» Data supplied:
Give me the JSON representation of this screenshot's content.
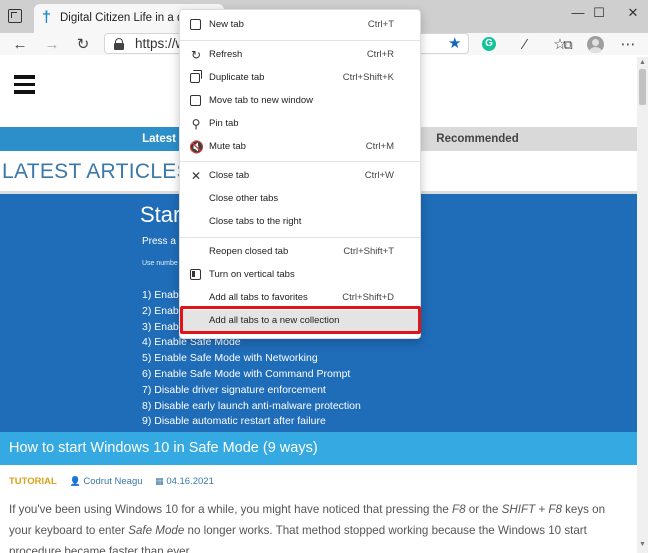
{
  "browser": {
    "tab_title": "Digital Citizen Life in a digital w",
    "url": "https://w",
    "window_buttons": {
      "minimize": "—",
      "maximize": "☐",
      "close": "✕"
    },
    "accent_color": "#1565c0"
  },
  "page": {
    "category_tabs": [
      "Latest",
      "Recommended"
    ],
    "latest_heading": "LATEST ARTICLES",
    "hero": {
      "title": "Star",
      "press": "Press a n",
      "use": "Use numbe",
      "list": [
        "1) Enable",
        "2) Enable",
        "3) Enab",
        "4) Enable Safe Mode",
        "5) Enable Safe Mode with Networking",
        "6) Enable Safe Mode with Command Prompt",
        "7) Disable driver signature enforcement",
        "8) Disable early launch anti-malware protection",
        "9) Disable automatic restart after failure"
      ]
    },
    "article": {
      "title": "How to start Windows 10 in Safe Mode (9 ways)",
      "tag": "TUTORIAL",
      "author": "Codrut Neagu",
      "date": "04.16.2021",
      "body_parts": {
        "p1": "If you've been using Windows 10 for a while, you might have noticed that pressing the ",
        "k1": "F8",
        "p2": " or the ",
        "k2": "SHIFT + F8",
        "p3": " keys on your keyboard to enter ",
        "k3": "Safe Mode",
        "p4": " no longer works. That method stopped working because the Windows 10 start procedure became faster than ever …"
      }
    }
  },
  "menu": {
    "items": [
      {
        "label": "New tab",
        "shortcut": "Ctrl+T",
        "icon": "new-tab-icon"
      },
      {
        "label": "Refresh",
        "shortcut": "Ctrl+R",
        "icon": "refresh-icon"
      },
      {
        "label": "Duplicate tab",
        "shortcut": "Ctrl+Shift+K",
        "icon": "duplicate-icon"
      },
      {
        "label": "Move tab to new window",
        "shortcut": "",
        "icon": "window-icon"
      },
      {
        "label": "Pin tab",
        "shortcut": "",
        "icon": "pin-icon"
      },
      {
        "label": "Mute tab",
        "shortcut": "Ctrl+M",
        "icon": "mute-icon"
      },
      {
        "label": "Close tab",
        "shortcut": "Ctrl+W",
        "icon": "close-icon"
      },
      {
        "label": "Close other tabs",
        "shortcut": "",
        "icon": ""
      },
      {
        "label": "Close tabs to the right",
        "shortcut": "",
        "icon": ""
      },
      {
        "label": "Reopen closed tab",
        "shortcut": "Ctrl+Shift+T",
        "icon": ""
      },
      {
        "label": "Turn on vertical tabs",
        "shortcut": "",
        "icon": "vertical-tabs-icon"
      },
      {
        "label": "Add all tabs to favorites",
        "shortcut": "Ctrl+Shift+D",
        "icon": ""
      },
      {
        "label": "Add all tabs to a new collection",
        "shortcut": "",
        "icon": ""
      }
    ],
    "highlight_color": "#e0141b"
  }
}
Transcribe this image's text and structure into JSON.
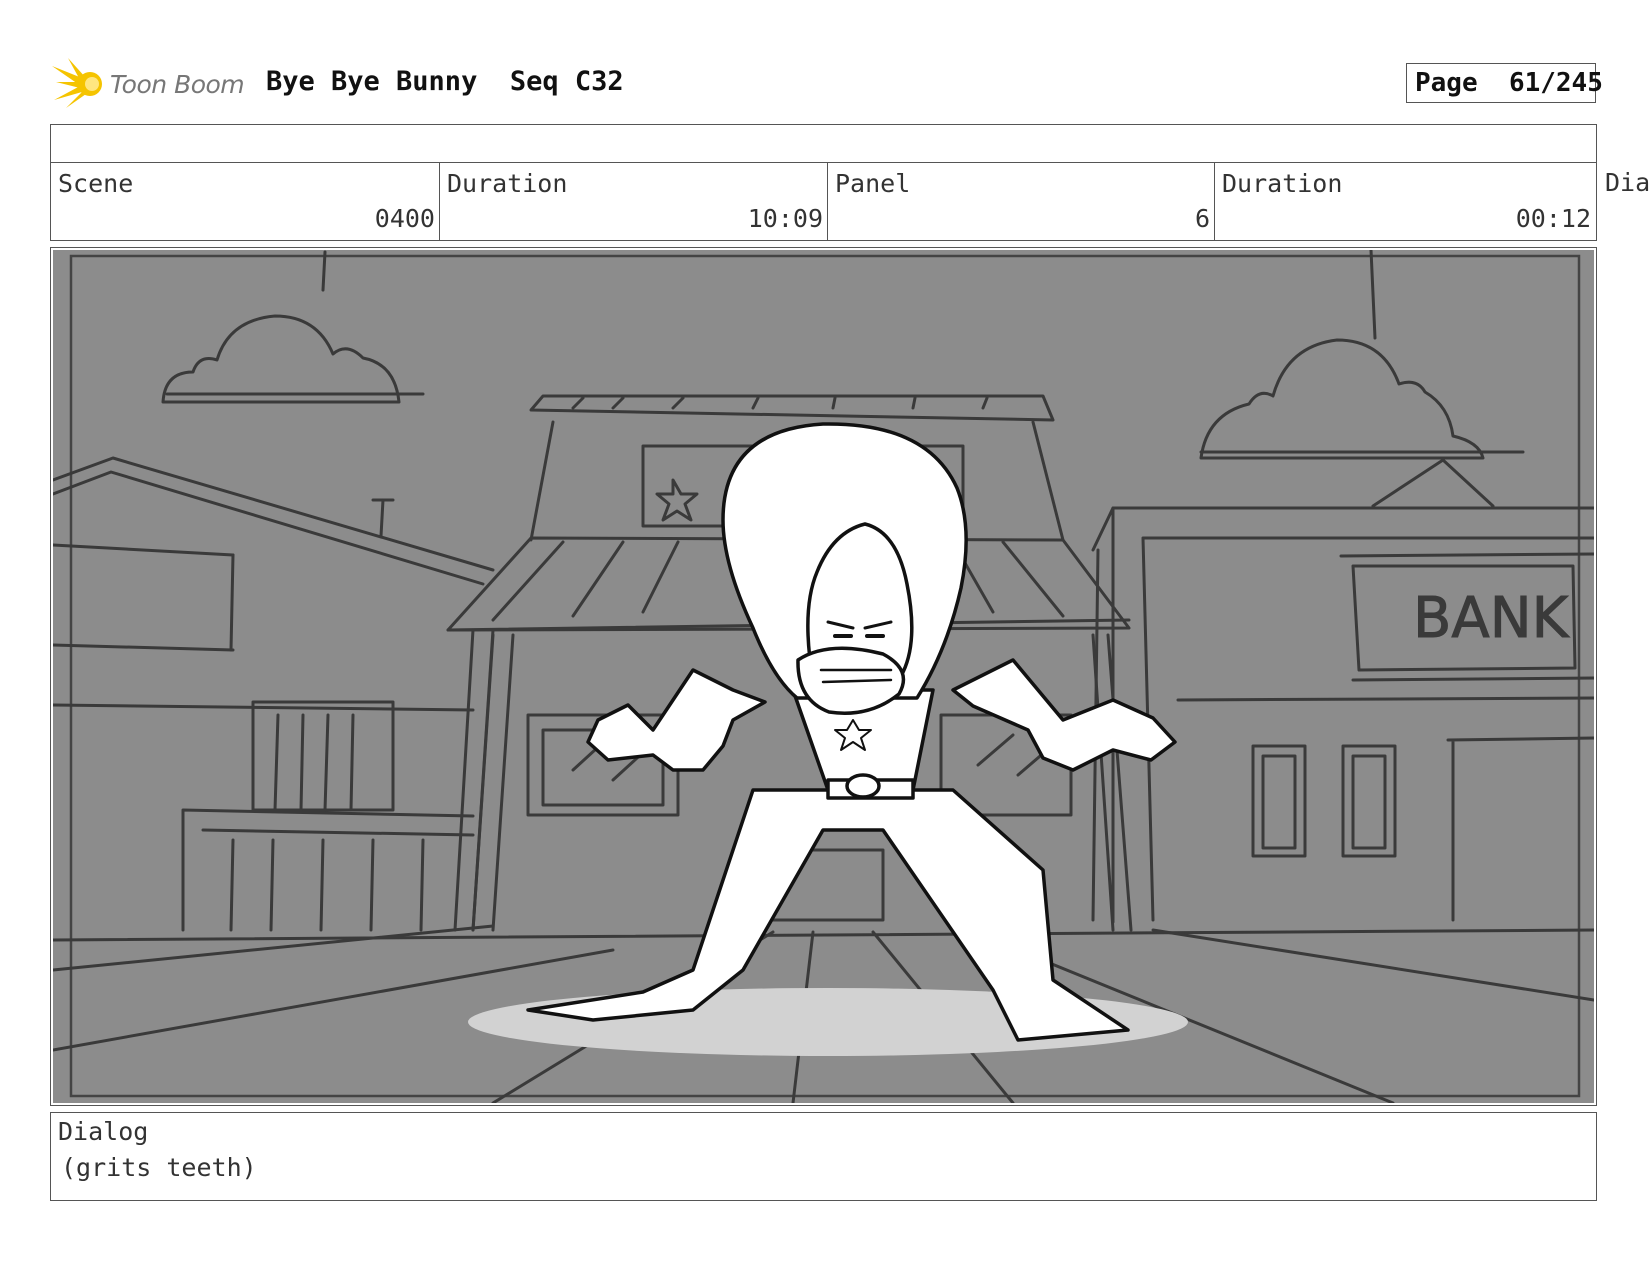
{
  "header": {
    "logo_text": "Toon Boom",
    "project_title": "Bye Bye Bunny",
    "sequence": "Seq C32",
    "page_label": "Page",
    "page_number": "61/245"
  },
  "info_row": {
    "scene_label": "Scene",
    "scene_value": "0400",
    "scene_duration_label": "Duration",
    "scene_duration_value": "10:09",
    "panel_label": "Panel",
    "panel_value": "6",
    "panel_duration_label": "Duration",
    "panel_duration_value": "00:12",
    "overflow_label": "Dia"
  },
  "panel_image": {
    "sign_text": "BANK"
  },
  "dialog": {
    "label": "Dialog",
    "text": "(grits teeth)"
  },
  "colors": {
    "panel_background": "#8c8c8c",
    "line_color": "#3a3a3a",
    "logo_accent": "#f5c400"
  }
}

» Exercise goal:
From the records above, copy every line that holds the word "Windows".

» Task solution:
      "title": "How to start Windows 10 in Safe Mode (9 ways)",
        "p1": "If you've been using Windows 10 for a while, you might have noticed that pressing the ",
        "p4": " no longer works. That method stopped working because the Windows 10 start procedure became faster than ever …"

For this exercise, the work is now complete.